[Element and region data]

================

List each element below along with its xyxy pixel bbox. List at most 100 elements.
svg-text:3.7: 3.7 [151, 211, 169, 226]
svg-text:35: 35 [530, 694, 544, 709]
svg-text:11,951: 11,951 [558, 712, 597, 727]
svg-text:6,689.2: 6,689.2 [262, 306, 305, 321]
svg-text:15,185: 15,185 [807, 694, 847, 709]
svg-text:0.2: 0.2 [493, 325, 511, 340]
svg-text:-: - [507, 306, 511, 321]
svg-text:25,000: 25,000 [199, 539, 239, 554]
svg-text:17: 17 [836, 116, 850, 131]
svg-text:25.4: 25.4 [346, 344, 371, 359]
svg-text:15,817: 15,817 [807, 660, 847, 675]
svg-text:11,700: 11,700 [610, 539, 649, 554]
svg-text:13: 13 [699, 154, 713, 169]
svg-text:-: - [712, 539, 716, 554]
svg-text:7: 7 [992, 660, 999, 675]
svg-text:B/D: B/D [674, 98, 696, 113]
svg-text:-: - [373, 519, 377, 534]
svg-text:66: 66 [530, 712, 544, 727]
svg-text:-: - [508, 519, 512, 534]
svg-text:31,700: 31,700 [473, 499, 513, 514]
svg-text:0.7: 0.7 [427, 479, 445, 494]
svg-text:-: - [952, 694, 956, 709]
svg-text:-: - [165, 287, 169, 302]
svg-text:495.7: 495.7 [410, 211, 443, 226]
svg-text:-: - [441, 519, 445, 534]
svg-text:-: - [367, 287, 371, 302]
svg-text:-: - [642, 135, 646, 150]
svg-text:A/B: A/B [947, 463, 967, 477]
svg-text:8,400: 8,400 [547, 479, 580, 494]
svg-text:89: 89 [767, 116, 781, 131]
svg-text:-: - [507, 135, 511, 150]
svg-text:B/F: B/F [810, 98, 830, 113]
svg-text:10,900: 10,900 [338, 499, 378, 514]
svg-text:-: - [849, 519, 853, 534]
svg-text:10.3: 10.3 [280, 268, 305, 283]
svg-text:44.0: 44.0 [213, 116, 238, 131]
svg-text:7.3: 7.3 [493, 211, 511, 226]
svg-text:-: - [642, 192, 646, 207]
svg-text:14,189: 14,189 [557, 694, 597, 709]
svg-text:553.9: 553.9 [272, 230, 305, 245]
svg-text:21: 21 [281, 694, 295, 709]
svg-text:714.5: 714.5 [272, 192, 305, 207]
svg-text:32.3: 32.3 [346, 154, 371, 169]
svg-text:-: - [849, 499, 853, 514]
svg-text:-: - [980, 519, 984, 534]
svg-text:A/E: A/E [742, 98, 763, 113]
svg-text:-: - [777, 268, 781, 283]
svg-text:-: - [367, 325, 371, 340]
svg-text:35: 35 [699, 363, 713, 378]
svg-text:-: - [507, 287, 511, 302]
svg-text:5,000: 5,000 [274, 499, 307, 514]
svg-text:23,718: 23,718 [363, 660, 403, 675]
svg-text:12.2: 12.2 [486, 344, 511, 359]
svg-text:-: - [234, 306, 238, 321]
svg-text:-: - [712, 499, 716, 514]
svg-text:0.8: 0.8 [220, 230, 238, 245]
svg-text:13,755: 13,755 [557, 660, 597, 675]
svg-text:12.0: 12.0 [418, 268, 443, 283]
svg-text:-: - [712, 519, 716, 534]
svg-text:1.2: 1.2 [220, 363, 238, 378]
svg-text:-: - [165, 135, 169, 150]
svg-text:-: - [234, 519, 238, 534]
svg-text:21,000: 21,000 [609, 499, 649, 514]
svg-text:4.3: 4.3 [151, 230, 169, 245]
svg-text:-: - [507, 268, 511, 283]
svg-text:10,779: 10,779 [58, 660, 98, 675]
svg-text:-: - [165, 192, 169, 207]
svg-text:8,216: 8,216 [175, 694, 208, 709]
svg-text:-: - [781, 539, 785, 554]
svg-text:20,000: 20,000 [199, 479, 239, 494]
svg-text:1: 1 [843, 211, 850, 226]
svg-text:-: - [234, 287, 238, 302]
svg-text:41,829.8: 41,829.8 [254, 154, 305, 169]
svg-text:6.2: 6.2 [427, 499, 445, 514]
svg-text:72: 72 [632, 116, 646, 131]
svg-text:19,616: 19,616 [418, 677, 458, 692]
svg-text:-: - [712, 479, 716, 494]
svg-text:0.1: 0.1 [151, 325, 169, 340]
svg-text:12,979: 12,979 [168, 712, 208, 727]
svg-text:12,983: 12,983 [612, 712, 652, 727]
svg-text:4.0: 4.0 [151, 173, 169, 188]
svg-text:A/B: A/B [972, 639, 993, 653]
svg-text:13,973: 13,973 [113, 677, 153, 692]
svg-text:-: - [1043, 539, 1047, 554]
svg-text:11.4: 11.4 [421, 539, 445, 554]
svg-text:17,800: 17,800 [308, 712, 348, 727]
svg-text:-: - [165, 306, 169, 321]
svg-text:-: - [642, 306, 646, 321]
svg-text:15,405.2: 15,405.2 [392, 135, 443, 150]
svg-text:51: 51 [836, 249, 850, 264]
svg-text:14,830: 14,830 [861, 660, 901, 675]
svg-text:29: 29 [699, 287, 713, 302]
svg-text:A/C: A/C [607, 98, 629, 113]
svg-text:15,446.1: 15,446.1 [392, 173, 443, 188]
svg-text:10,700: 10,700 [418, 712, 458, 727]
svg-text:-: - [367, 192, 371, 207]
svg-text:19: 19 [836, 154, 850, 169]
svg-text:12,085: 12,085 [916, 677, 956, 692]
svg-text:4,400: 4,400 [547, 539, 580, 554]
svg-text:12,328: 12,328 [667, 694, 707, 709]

================

» Problem requirements: Copy out the lines above word for word.

» Output for this task:
List each element below along with its xyxy pixel bbox. List at most 100 elements.
svg-text:3.7: 3.7 [151, 211, 169, 226]
svg-text:35: 35 [530, 694, 544, 709]
svg-text:11,951: 11,951 [558, 712, 597, 727]
svg-text:6,689.2: 6,689.2 [262, 306, 305, 321]
svg-text:15,185: 15,185 [807, 694, 847, 709]
svg-text:0.2: 0.2 [493, 325, 511, 340]
svg-text:-: - [507, 306, 511, 321]
svg-text:25,000: 25,000 [199, 539, 239, 554]
svg-text:17: 17 [836, 116, 850, 131]
svg-text:25.4: 25.4 [346, 344, 371, 359]
svg-text:15,817: 15,817 [807, 660, 847, 675]
svg-text:11,700: 11,700 [610, 539, 649, 554]
svg-text:13: 13 [699, 154, 713, 169]
svg-text:-: - [712, 539, 716, 554]
svg-text:7: 7 [992, 660, 999, 675]
svg-text:B/D: B/D [674, 98, 696, 113]
svg-text:-: - [373, 519, 377, 534]
svg-text:66: 66 [530, 712, 544, 727]
svg-text:-: - [508, 519, 512, 534]
svg-text:31,700: 31,700 [473, 499, 513, 514]
svg-text:0.7: 0.7 [427, 479, 445, 494]
svg-text:-: - [952, 694, 956, 709]
svg-text:-: - [165, 287, 169, 302]
svg-text:495.7: 495.7 [410, 211, 443, 226]
svg-text:-: - [441, 519, 445, 534]
svg-text:-: - [367, 287, 371, 302]
svg-text:-: - [642, 135, 646, 150]
svg-text:A/B: A/B [947, 463, 967, 477]
svg-text:8,400: 8,400 [547, 479, 580, 494]
svg-text:89: 89 [767, 116, 781, 131]
svg-text:-: - [507, 135, 511, 150]
svg-text:B/F: B/F [810, 98, 830, 113]
svg-text:10,900: 10,900 [338, 499, 378, 514]
svg-text:-: - [849, 519, 853, 534]
svg-text:10.3: 10.3 [280, 268, 305, 283]
svg-text:44.0: 44.0 [213, 116, 238, 131]
svg-text:7.3: 7.3 [493, 211, 511, 226]
svg-text:-: - [642, 192, 646, 207]
svg-text:14,189: 14,189 [557, 694, 597, 709]
svg-text:553.9: 553.9 [272, 230, 305, 245]
svg-text:21: 21 [281, 694, 295, 709]
svg-text:714.5: 714.5 [272, 192, 305, 207]
svg-text:32.3: 32.3 [346, 154, 371, 169]
svg-text:-: - [849, 499, 853, 514]
svg-text:-: - [980, 519, 984, 534]
svg-text:A/E: A/E [742, 98, 763, 113]
svg-text:-: - [777, 268, 781, 283]
svg-text:-: - [367, 325, 371, 340]
svg-text:35: 35 [699, 363, 713, 378]
svg-text:-: - [507, 287, 511, 302]
svg-text:5,000: 5,000 [274, 499, 307, 514]
svg-text:23,718: 23,718 [363, 660, 403, 675]
svg-text:12.2: 12.2 [486, 344, 511, 359]
svg-text:-: - [234, 306, 238, 321]
svg-text:-: - [712, 499, 716, 514]
svg-text:0.8: 0.8 [220, 230, 238, 245]
svg-text:13,755: 13,755 [557, 660, 597, 675]
svg-text:12.0: 12.0 [418, 268, 443, 283]
svg-text:-: - [712, 519, 716, 534]
svg-text:1.2: 1.2 [220, 363, 238, 378]
svg-text:-: - [165, 135, 169, 150]
svg-text:-: - [234, 519, 238, 534]
svg-text:21,000: 21,000 [609, 499, 649, 514]
svg-text:4.3: 4.3 [151, 230, 169, 245]
svg-text:-: - [507, 268, 511, 283]
svg-text:10,779: 10,779 [58, 660, 98, 675]
svg-text:-: - [165, 192, 169, 207]
svg-text:8,216: 8,216 [175, 694, 208, 709]
svg-text:-: - [781, 539, 785, 554]
svg-text:20,000: 20,000 [199, 479, 239, 494]
svg-text:1: 1 [843, 211, 850, 226]
svg-text:-: - [234, 287, 238, 302]
svg-text:41,829.8: 41,829.8 [254, 154, 305, 169]
svg-text:6.2: 6.2 [427, 499, 445, 514]
svg-text:72: 72 [632, 116, 646, 131]
svg-text:19,616: 19,616 [418, 677, 458, 692]
svg-text:-: - [712, 479, 716, 494]
svg-text:0.1: 0.1 [151, 325, 169, 340]
svg-text:12,979: 12,979 [168, 712, 208, 727]
svg-text:12,983: 12,983 [612, 712, 652, 727]
svg-text:4.0: 4.0 [151, 173, 169, 188]
svg-text:A/B: A/B [972, 639, 993, 653]
svg-text:13,973: 13,973 [113, 677, 153, 692]
svg-text:-: - [1043, 539, 1047, 554]
svg-text:11.4: 11.4 [421, 539, 445, 554]
svg-text:17,800: 17,800 [308, 712, 348, 727]
svg-text:-: - [165, 306, 169, 321]
svg-text:-: - [642, 306, 646, 321]
svg-text:15,405.2: 15,405.2 [392, 135, 443, 150]
svg-text:51: 51 [836, 249, 850, 264]
svg-text:14,830: 14,830 [861, 660, 901, 675]
svg-text:29: 29 [699, 287, 713, 302]
svg-text:A/C: A/C [607, 98, 629, 113]
svg-text:15,446.1: 15,446.1 [392, 173, 443, 188]
svg-text:10,700: 10,700 [418, 712, 458, 727]
svg-text:-: - [367, 192, 371, 207]
svg-text:19: 19 [836, 154, 850, 169]
svg-text:12,085: 12,085 [916, 677, 956, 692]
svg-text:4,400: 4,400 [547, 539, 580, 554]
svg-text:12,328: 12,328 [667, 694, 707, 709]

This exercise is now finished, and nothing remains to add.